Dataset items
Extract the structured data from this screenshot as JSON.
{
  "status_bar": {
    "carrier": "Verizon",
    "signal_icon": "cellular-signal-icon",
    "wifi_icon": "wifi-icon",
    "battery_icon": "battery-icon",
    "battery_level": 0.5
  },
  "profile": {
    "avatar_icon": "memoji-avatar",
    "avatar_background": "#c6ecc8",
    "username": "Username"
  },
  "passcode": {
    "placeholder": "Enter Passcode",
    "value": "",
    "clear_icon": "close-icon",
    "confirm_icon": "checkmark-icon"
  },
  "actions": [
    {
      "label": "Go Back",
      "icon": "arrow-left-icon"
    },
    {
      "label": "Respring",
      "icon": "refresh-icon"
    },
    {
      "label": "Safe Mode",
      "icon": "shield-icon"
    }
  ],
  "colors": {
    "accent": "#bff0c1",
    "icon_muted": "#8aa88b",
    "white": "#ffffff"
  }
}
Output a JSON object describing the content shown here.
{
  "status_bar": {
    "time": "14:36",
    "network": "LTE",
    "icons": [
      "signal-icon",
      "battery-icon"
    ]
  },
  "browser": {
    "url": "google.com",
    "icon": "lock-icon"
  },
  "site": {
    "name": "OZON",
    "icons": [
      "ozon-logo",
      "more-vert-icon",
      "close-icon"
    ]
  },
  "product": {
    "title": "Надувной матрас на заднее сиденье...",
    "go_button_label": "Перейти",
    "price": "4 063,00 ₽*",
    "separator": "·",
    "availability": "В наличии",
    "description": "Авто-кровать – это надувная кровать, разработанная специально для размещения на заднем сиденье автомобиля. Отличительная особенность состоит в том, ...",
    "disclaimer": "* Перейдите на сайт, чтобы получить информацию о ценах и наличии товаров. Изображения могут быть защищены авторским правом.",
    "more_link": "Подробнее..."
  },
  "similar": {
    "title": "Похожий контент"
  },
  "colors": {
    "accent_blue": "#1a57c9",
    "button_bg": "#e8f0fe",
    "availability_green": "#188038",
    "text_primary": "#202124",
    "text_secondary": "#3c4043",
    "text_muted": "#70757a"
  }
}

§ PROBLEM TO SOLVE: The word "сиденье" may occur in lines of the records. Report how many such lines there are, giving only the number.

§ WORKED SOLUTION: 2